>> Start Exercise inputs

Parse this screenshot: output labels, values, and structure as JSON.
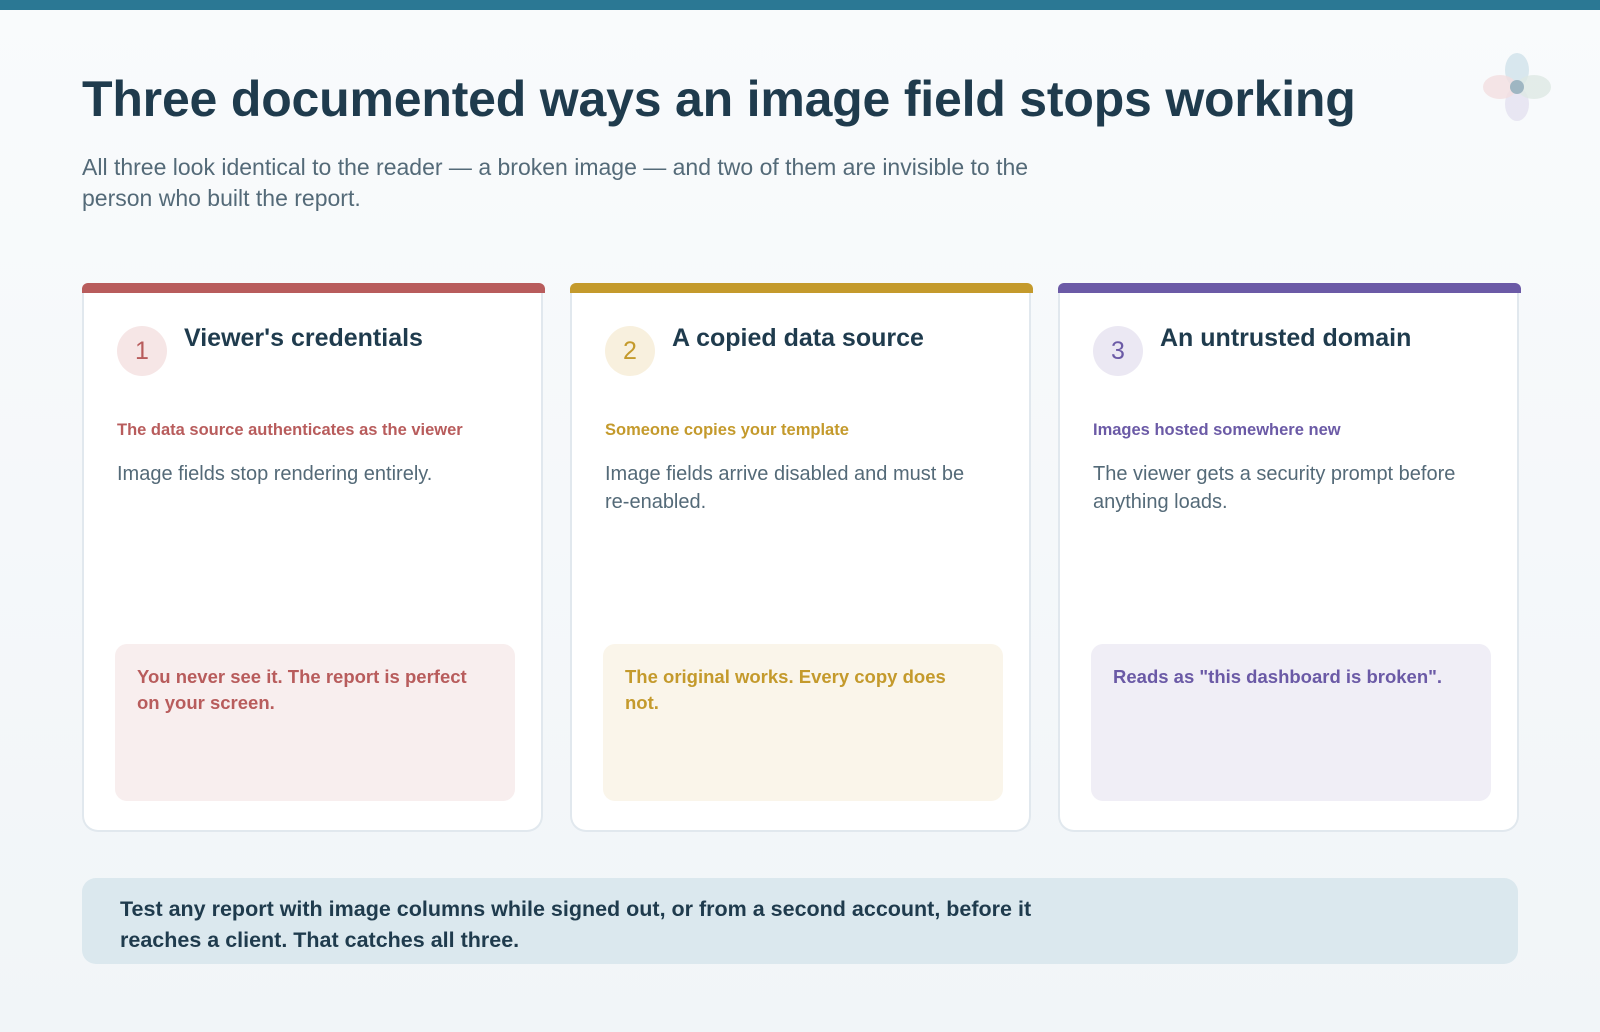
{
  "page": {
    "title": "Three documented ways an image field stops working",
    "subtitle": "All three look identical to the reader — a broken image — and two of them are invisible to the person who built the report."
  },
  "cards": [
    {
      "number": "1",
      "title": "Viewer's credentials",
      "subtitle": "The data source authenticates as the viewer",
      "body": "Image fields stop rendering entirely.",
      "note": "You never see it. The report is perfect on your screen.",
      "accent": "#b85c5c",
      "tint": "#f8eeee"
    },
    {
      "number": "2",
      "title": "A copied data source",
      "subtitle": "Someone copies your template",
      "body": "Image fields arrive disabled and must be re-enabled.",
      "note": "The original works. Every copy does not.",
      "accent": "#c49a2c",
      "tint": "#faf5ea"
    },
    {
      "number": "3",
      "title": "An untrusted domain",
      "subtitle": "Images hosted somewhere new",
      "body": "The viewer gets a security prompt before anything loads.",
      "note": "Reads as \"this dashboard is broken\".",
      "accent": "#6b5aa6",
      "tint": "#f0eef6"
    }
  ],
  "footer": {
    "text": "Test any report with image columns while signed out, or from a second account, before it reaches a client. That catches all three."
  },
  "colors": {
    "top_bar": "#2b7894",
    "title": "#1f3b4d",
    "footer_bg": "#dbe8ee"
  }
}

>> End Exercise inputs
>> Start Exercise inputs

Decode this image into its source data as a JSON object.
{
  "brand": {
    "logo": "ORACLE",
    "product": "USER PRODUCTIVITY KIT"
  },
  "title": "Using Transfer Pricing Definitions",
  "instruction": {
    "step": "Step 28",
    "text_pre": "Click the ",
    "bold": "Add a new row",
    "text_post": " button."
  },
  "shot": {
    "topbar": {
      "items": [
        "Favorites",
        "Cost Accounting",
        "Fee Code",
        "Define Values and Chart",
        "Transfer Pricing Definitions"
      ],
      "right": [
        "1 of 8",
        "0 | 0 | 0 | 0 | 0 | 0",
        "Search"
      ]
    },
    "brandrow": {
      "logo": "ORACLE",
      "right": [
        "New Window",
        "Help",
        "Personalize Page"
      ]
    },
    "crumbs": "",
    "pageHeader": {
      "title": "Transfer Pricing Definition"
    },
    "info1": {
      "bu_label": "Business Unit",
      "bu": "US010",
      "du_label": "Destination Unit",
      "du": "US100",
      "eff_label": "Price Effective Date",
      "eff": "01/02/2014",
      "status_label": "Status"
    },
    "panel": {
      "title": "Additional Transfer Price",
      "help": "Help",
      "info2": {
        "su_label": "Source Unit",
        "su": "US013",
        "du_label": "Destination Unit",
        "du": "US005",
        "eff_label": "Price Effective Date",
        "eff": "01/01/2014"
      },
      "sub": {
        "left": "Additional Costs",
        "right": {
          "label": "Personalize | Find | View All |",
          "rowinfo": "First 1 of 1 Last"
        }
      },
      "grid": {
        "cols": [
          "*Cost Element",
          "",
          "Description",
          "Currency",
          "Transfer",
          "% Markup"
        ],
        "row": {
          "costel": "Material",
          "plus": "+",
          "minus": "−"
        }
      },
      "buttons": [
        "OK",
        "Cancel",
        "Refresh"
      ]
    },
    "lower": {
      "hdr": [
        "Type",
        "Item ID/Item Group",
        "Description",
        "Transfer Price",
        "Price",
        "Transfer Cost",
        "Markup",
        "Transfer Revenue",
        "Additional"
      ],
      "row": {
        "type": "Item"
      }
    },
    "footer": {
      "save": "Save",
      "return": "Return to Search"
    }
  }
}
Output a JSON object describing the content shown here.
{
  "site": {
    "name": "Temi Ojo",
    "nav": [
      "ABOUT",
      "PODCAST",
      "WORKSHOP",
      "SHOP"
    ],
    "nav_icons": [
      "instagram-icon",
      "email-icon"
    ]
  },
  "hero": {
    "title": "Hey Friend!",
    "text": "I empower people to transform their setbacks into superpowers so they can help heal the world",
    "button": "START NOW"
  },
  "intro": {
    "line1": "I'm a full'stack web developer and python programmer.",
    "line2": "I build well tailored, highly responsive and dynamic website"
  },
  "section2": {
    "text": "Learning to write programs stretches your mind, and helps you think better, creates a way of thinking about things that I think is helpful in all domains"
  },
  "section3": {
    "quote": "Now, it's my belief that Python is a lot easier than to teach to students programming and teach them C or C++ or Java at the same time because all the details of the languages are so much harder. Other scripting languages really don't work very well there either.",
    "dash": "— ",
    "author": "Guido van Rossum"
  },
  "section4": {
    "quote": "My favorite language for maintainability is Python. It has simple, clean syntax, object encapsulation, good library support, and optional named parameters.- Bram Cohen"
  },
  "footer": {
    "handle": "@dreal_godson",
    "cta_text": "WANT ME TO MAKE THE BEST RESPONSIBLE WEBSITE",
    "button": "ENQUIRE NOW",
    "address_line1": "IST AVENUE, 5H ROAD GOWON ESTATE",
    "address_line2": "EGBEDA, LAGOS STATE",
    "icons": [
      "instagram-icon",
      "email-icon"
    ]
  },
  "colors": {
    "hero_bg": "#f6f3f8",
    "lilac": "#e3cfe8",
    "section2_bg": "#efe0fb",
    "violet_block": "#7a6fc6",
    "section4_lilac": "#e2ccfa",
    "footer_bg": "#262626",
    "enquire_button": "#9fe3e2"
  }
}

>> End Exercise inputs

=== The problem ===
Scan the records for the string "Price". Copy each line in which it appears.

=== Final result ===
      "eff_label": "Price Effective Date",
      "title": "Additional Transfer Price",
        "eff_label": "Price Effective Date",
        "Transfer Price",
        "Price",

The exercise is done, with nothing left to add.